■ Texto proporcionado:
★ ★ ★ ★ ★

Supuse que el ritmo con el que le echaban a uno la lora debía ser parte de la estrategia para que uno no tuviera tiempo de hacer conjeturas como ¿Y por qué no le piden la plata a sus familias, gente divinamente? o, ¿siendo tan buenas personas en verdad no tienen ni un amigo que los ayude en una situación tan difícil? o, ¿por qué están al borde del llanto si sólo les hacen falta los 16.000 pesitos que nos piden como si fueran a resolver la vida entera?

 

Sentí que el episodio era parte de una conspiración. Si mi amigo había caído de cabeza en la historia del niño epiléptico, yo estaba a tiempo y a unos pasos más de distancia para permanecer alerta a cualquier movimiento extraño. Intenté seguir con los ojos las manos de los señores, me alegré de que Antonio no cargara billetera, fijé mi mirada paranoica para intentar ver algo parecido a un polvito sospechoso o cualquier bulto que se me asemejara a un arma. Así de fuerte era mi sensación de estar en presencia de embaucadores.

 

Todo pasó rápido, creo que si la escena hubiera durado un poco más le habría pedido algún tipo de ayuda al guardia del parqueadero o habría marcado el *123 desde mi celular. Algunas personas aprendemos a estar siempre atentos, siempre alertas, como los scouts, así no nos veamos muy temerarios.

 

Cuando llegué a la conclusión de que a Antonio sólo le iban a robar con su permiso, ya él estaba sacándose del bolsillo un billetito de $20.000 y diciéndoles a los señores que si era mentira allá ellos. Me encantó la frase, revelaba que pese a que parecía pasar por alto las señales que yo interpretaba, él también sentía desconfianza. Al parecer los señores interpretaron la frase igual que yo: inmediatamente le preguntaron que a dónde le podían devolver la plata, una vez resolvieran su urgencia. Mientras, se abalanzaron sobre una pareja desprevenida (que se salvó de ser nosotros, pensé) para pedir un esfero prestado y anotar en un papelito a dónde iban a devolver los $20.000 al día siguiente.

 

La pareja del esfero también parecía confundida, tal vez por la ansiedad con la que les pidieron el objeto prestado, por la imagen extraña de los señores acaparando a mi amigo o por mi posición a la defensiva. De todas maneras prestaron el esfero y se quedaron a una distancia parecida a la que yo tenía de los tres parlantes y con una actitud curiosa pero prevenida.

 

Cuando Antonio dio su dirección –la de la oficina para mi tranquilidad–, la señora con pinta de ladrona disimulada se mostró interesadísima en su trabajo y el señor empezó a mencionar a unos parientes empresarios. Entonces finalmente se dio la transacción del billetito y pensé aliviada qué más da, yo también habría pagado porque se callaran, así que dejemos esto de una vez atrás.

★ ★ ★ ★ ★

■ Información de origen:

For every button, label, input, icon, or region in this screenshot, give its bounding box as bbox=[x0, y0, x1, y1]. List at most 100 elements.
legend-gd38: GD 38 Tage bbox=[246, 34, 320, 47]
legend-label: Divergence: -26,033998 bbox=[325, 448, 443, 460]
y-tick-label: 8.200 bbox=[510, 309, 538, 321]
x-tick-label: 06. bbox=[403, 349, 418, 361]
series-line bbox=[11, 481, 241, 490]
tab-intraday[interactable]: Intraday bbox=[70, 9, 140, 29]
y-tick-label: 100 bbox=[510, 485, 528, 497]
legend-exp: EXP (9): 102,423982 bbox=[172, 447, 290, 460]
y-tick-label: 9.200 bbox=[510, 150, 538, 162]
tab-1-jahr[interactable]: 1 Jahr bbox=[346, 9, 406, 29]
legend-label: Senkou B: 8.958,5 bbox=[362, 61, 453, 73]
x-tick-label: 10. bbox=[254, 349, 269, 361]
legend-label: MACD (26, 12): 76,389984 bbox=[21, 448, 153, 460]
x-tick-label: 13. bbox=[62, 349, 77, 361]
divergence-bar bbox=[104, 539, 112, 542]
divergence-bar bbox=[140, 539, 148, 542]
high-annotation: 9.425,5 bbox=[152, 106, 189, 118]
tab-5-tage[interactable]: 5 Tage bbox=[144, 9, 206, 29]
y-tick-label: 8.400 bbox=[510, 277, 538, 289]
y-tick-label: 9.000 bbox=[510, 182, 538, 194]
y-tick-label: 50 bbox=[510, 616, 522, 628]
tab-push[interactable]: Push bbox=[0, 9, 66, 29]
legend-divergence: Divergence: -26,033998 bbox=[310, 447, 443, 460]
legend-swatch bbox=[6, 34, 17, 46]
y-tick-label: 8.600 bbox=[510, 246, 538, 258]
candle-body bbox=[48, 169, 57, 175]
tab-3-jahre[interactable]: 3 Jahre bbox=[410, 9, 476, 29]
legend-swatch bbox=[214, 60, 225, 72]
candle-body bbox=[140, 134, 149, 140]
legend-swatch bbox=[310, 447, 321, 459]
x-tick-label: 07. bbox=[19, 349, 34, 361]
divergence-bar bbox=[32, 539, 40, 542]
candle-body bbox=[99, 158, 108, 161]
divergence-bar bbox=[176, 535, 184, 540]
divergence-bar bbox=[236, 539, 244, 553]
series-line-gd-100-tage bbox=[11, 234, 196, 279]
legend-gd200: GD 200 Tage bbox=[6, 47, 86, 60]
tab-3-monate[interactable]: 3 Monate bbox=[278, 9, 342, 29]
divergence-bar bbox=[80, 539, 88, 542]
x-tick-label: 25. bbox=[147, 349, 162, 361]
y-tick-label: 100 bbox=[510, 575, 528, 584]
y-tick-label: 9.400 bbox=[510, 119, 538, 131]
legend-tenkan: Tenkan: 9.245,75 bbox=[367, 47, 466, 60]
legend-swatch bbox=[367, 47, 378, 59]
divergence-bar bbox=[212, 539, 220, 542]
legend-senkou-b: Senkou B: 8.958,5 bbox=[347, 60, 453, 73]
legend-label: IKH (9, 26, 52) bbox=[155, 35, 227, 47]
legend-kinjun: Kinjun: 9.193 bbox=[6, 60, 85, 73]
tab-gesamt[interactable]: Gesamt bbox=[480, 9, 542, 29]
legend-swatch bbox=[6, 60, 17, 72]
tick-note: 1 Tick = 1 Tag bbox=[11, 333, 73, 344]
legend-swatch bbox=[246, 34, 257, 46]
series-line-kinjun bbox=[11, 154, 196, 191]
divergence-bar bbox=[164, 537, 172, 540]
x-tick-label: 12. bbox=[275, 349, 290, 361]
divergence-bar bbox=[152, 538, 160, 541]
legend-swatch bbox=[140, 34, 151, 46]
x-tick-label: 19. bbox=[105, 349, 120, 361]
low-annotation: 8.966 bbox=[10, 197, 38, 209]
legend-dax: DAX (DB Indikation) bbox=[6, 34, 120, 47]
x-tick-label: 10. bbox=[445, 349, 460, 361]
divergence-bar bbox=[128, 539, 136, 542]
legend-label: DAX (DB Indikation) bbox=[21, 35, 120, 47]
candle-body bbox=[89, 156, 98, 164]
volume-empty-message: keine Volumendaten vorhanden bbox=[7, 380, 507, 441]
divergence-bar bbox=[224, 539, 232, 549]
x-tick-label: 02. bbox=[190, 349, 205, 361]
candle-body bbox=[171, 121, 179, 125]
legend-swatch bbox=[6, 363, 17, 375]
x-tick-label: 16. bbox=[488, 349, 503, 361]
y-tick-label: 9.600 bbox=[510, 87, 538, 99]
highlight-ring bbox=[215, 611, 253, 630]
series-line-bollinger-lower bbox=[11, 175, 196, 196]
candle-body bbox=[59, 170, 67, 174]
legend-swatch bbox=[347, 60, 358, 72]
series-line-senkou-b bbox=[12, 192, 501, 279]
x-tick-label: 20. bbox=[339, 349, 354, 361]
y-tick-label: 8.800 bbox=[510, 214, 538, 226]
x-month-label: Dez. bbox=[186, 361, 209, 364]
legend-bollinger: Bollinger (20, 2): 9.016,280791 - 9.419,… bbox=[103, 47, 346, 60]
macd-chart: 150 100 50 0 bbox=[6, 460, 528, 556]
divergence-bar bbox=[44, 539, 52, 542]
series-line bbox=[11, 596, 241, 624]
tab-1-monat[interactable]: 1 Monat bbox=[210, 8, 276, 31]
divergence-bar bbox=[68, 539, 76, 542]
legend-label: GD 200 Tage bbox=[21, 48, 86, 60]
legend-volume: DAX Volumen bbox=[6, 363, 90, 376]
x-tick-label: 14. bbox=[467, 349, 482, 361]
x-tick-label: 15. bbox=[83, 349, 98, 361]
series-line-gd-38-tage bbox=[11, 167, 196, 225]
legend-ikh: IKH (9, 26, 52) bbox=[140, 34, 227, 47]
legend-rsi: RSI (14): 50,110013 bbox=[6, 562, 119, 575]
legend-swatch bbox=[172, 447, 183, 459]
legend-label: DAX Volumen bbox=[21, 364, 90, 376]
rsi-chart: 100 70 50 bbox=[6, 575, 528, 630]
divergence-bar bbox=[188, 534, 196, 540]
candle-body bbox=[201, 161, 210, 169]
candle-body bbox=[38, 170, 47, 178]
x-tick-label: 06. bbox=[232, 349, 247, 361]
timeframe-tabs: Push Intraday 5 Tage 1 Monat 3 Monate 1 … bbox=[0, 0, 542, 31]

★ ★ ★ ★ ★

■ Tareas:
1/ Resume el relato en dos oraciones.
2/ Reescribe el fragmento del relato que empieza en las palabras "Supuse que el" y termina después de "la vida entera?", cambiando "la lora" por "el cuento".
3/ Prosigue el relato sobre Antonio y los señores que piden dinero a partir del punto en que se detiene.

■ Lista de respuestas:
1/ Unos señores le piden dinero a Antonio con la historia de un niño epiléptico, mientras quien narra los observa con desconfianza, atento a cualquier movimiento extraño. Antonio les entrega un billete de $20.000 y la dirección de su oficina para que le devuelvan la plata, y así se da la transacción.

2/
Supuse que el ritmo con el que le echaban a uno el cuento debía ser parte de la estrategia para que uno no tuviera tiempo de hacer conjeturas como ¿Y por qué no le piden la plata a sus familias, gente divinamente? o, ¿siendo tan buenas personas en verdad no tienen ni un amigo que los ayude en una situación tan difícil? o, ¿por qué están al borde del llanto si sólo les hacen falta los 16.000 pesitos que nos piden como si fueran a resolver la vida entera?

3/
 

Entonces la pareja del esfero pidió, por favor, que se los devolvieran. Me hizo gracia que ellos también se sintieran tumbados y creí percibir desilusión en la cara del señor con pinta de ladrón disimulado, no sé si porque el esfero que devolvía parecía caro, o si porque ya no podría pedirle plata a esa pareja tan amable delante de nuestro, justo después de que Antonio les diera $4000 más de lo que ellos habían dicho que les faltaba para ayudar a su pobre hijito enfermo. Nos fuimos caminando rápido y sin mirar atrás.

 

En el carro el tema lo puso Antonio, le señalé con delicadeza mi percepción de lo que acababa de pasar y, para que no se sintiera tan avergonzado como creí que se sentía, le dije que $20.000 era un bajo precio que pagar por hacer un experimento sobre la posibilidad de creer en la especie humana.

 

En la casa nos reímos, mi amigo hizo un par de chistes buenos y nos despedimos. Pero antes de dormir me encontré deseando profundamente que al día siguiente él recibiera la plata. Después de todo a veces puedo ser muy prevenida, una mujer falta de fe.

 

Me parece reivindicador que un tipo ácido me pusiera a echarme esos pajazos mentales antes de dormir. Me parece reconfortante que Antonio escogiera creerle a la pareja de actores. No todos somos tan desconfiados. Hasta creo que el mundo se me antojó un mejor lugar porque hay gente con la capacidad de sorprenderlo a uno queriendo creer.

 

Obvio que Antonio no se llama Antonio, pero tiene una reputación de rudo que cuidar.